**TO DO**
Pick out every line with the word "Worte" and copy it.
==== DATA PROVIDED
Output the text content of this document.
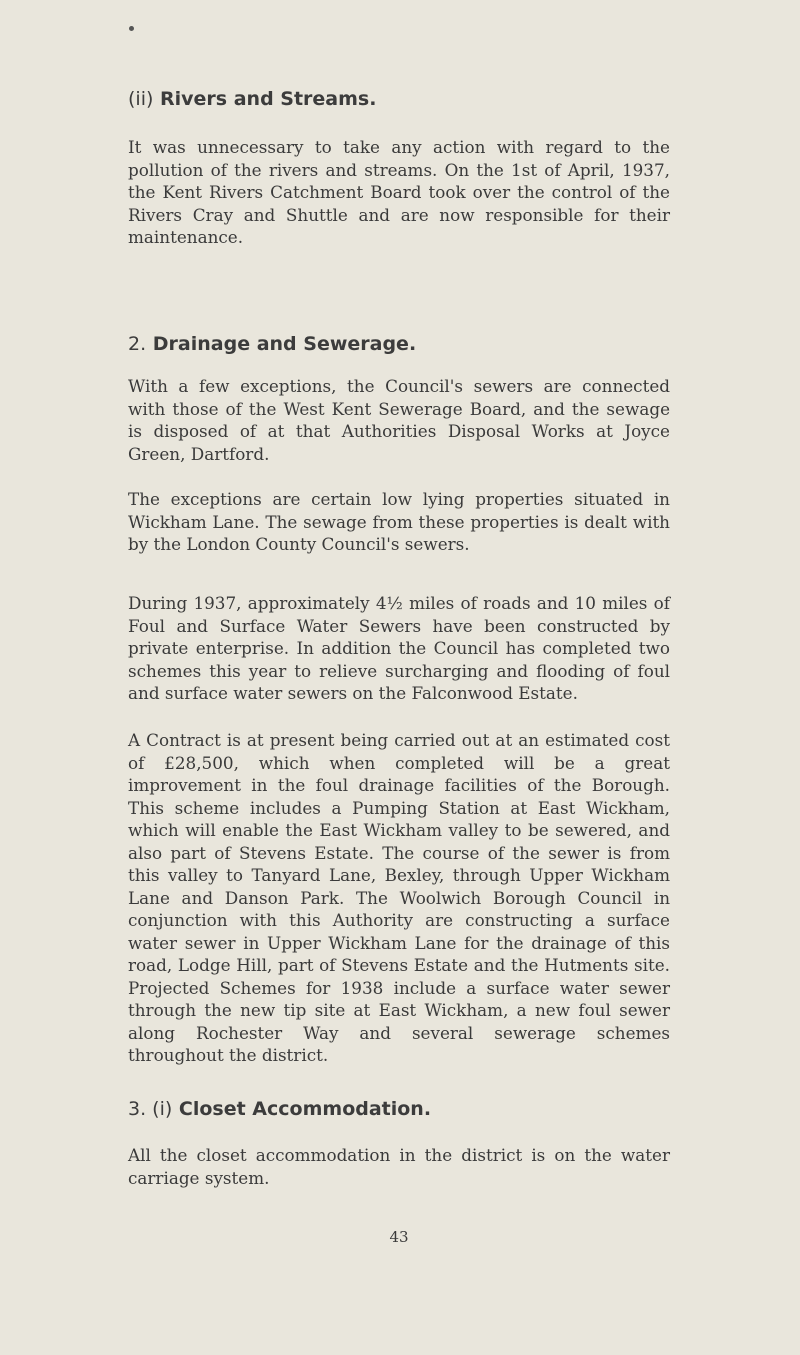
(ii) Rivers and Streams.

It was unnecessary to take any action with regard to the pollution of the rivers and streams. On the 1st of April, 1937, the Kent Rivers Catchment Board took over the control of the Rivers Cray and Shuttle and are now responsible for their maintenance.

2. Drainage and Sewerage.

With a few exceptions, the Council's sewers are connected with those of the West Kent Sewerage Board, and the sewage is disposed of at that Authorities Disposal Works at Joyce Green, Dartford.

The exceptions are certain low lying properties situated in Wickham Lane. The sewage from these properties is dealt with by the London County Council's sewers.

During 1937, approximately 4½ miles of roads and 10 miles of Foul and Surface Water Sewers have been constructed by private enterprise. In addition the Council has completed two schemes this year to relieve surcharging and flooding of foul and surface water sewers on the Falconwood Estate.

A Contract is at present being carried out at an estimated cost of £28,500, which when completed will be a great improvement in the foul drainage facilities of the Borough. This scheme includes a Pumping Station at East Wickham, which will enable the East Wickham valley to be sewered, and also part of Stevens Estate. The course of the sewer is from this valley to Tanyard Lane, Bexley, through Upper Wickham Lane and Danson Park. The Woolwich Borough Council in conjunction with this Authority are constructing a surface water sewer in Upper Wickham Lane for the drainage of this road, Lodge Hill, part of Stevens Estate and the Hutments site. Projected Schemes for 1938 include a surface water sewer through the new tip site at East Wickham, a new foul sewer along Rochester Way and several sewerage schemes throughout the district.

3. (i) Closet Accommodation.

All the closet accommodation in the district is on the water carriage system.

43
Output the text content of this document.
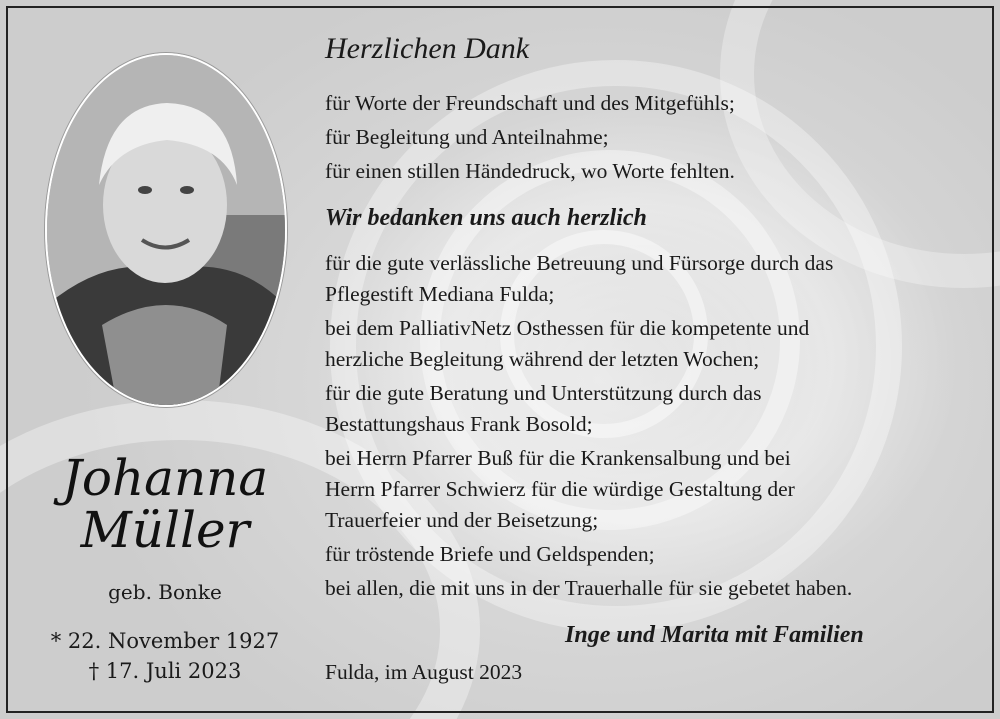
Johanna
Müller
geb. Bonke
* 22. November 1927
† 17. Juli 2023
Herzlichen Dank
für Worte der Freundschaft und des Mitgefühls;
für Begleitung und Anteilnahme;
für einen stillen Händedruck, wo Worte fehlten.
Wir bedanken uns auch herzlich
für die gute verlässliche Betreuung und Fürsorge durch das
Pflegestift Mediana Fulda;
bei dem PalliativNetz Osthessen für die kompetente und
herzliche Begleitung während der letzten Wochen;
für die gute Beratung und Unterstützung durch das
Bestattungshaus Frank Bosold;
bei Herrn Pfarrer Buß für die Krankensalbung und bei
Herrn Pfarrer Schwierz für die würdige Gestaltung der
Trauerfeier und der Beisetzung;
für tröstende Briefe und Geldspenden;
bei allen, die mit uns in der Trauerhalle für sie gebetet haben.
Inge und Marita mit Familien
Fulda, im August 2023
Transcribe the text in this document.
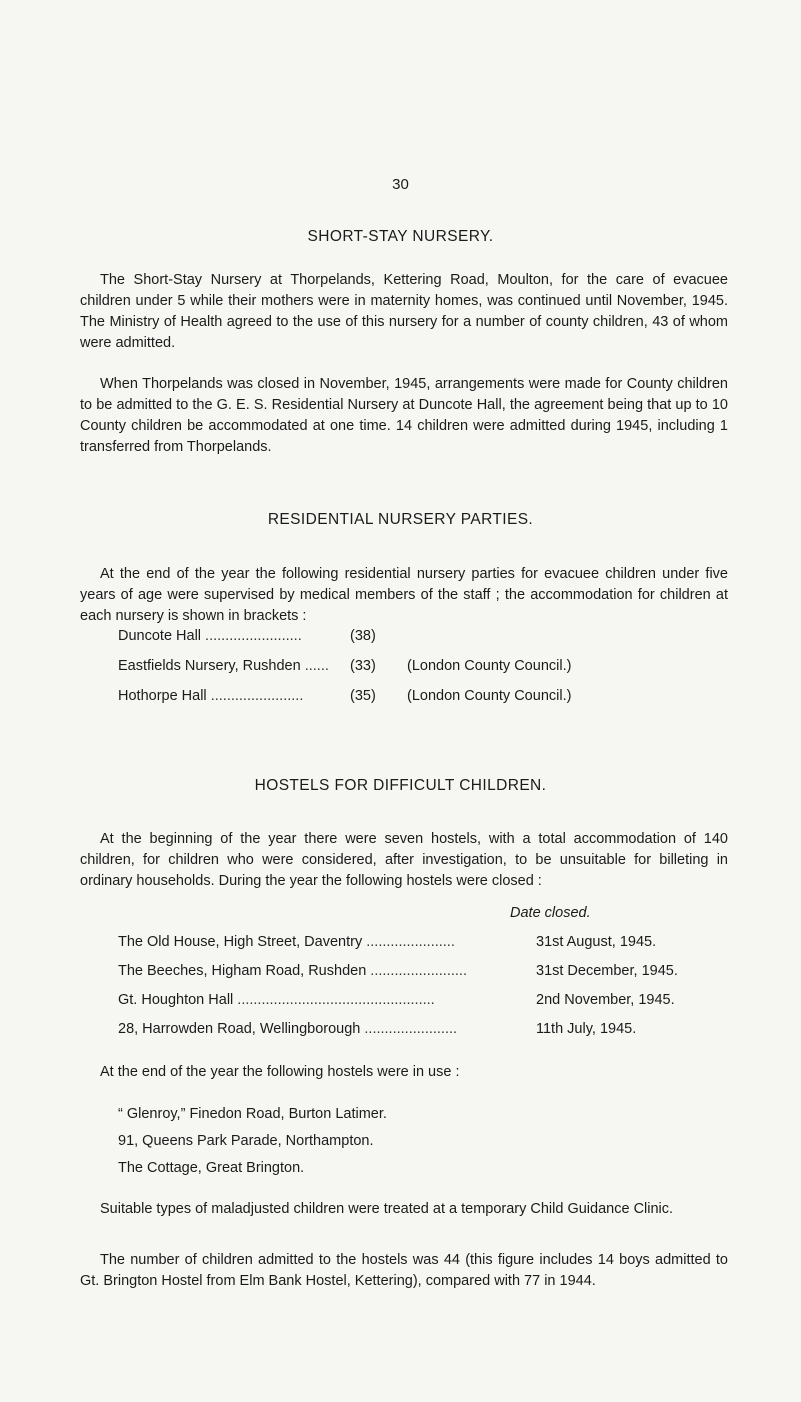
30
SHORT-STAY NURSERY.
The Short-Stay Nursery at Thorpelands, Kettering Road, Moulton, for the care of evacuee children under 5 while their mothers were in maternity homes, was continued until November, 1945. The Ministry of Health agreed to the use of this nursery for a number of county children, 43 of whom were admitted.
When Thorpelands was closed in November, 1945, arrangements were made for County children to be admitted to the G. E. S. Residential Nursery at Duncote Hall, the agreement being that up to 10 County children be accommodated at one time. 14 children were admitted during 1945, including 1 transferred from Thorpelands.
RESIDENTIAL NURSERY PARTIES.
At the end of the year the following residential nursery parties for evacuee children under five years of age were supervised by medical members of the staff ; the accommodation for children at each nursery is shown in brackets :
Duncote Hall ........................	(38)
Eastfields Nursery, Rushden ...... (33) (London County Council.)
Hothorpe Hall .......................	(35) (London County Council.)
HOSTELS FOR DIFFICULT CHILDREN.
At the beginning of the year there were seven hostels, with a total accommodation of 140 children, for children who were considered, after investigation, to be unsuitable for billeting in ordinary households. During the year the following hostels were closed :
Date closed.
The Old House, High Street, Daventry ......................	31st August, 1945.
The Beeches, Higham Road, Rushden ........................	31st December, 1945.
Gt. Houghton Hall .................................................	2nd November, 1945.
28, Harrowden Road, Wellingborough .......................	11th July, 1945.
At the end of the year the following hostels were in use :
“ Glenroy,” Finedon Road, Burton Latimer.
91, Queens Park Parade, Northampton.
The Cottage, Great Brington.
Suitable types of maladjusted children were treated at a temporary Child Guidance Clinic.
The number of children admitted to the hostels was 44 (this figure includes 14 boys admitted to Gt. Brington Hostel from Elm Bank Hostel, Kettering), compared with 77 in 1944.
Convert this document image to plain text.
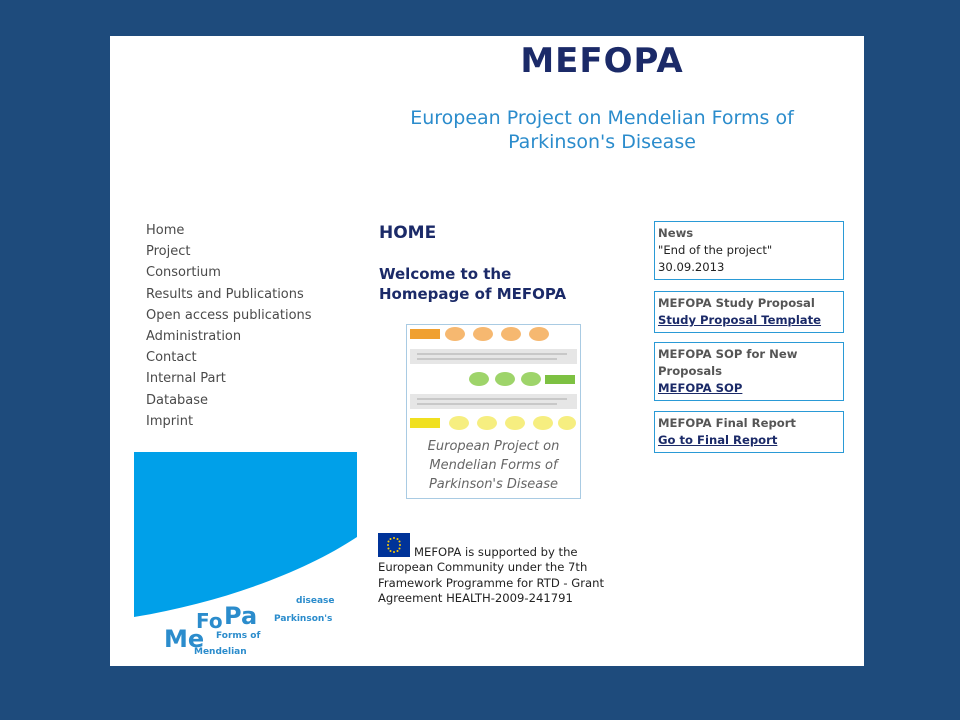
MEFOPA
European Project on Mendelian Forms of
Parkinson's Disease
Home
Project
Consortium
Results and Publications
Open access publications
Administration
Contact
Internal Part
Database
Imprint
Me
Fo Pa
disease
Parkinson's
Forms of
Mendelian
HOME
Welcome to the
Homepage of MEFOPA
European Project on
Mendelian Forms of
Parkinson's Disease
MEFOPA is supported by the European Community under the 7th Framework Programme for RTD - Grant Agreement HEALTH-2009-241791
News
"End of the project"
30.09.2013
MEFOPA Study Proposal
Study Proposal Template
MEFOPA SOP for New Proposals
MEFOPA SOP
MEFOPA Final Report
Go to Final Report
========
**REPLY**
für Worte der Freundschaft und des Mitgefühls;
für einen stillen Händedruck, wo Worte fehlten.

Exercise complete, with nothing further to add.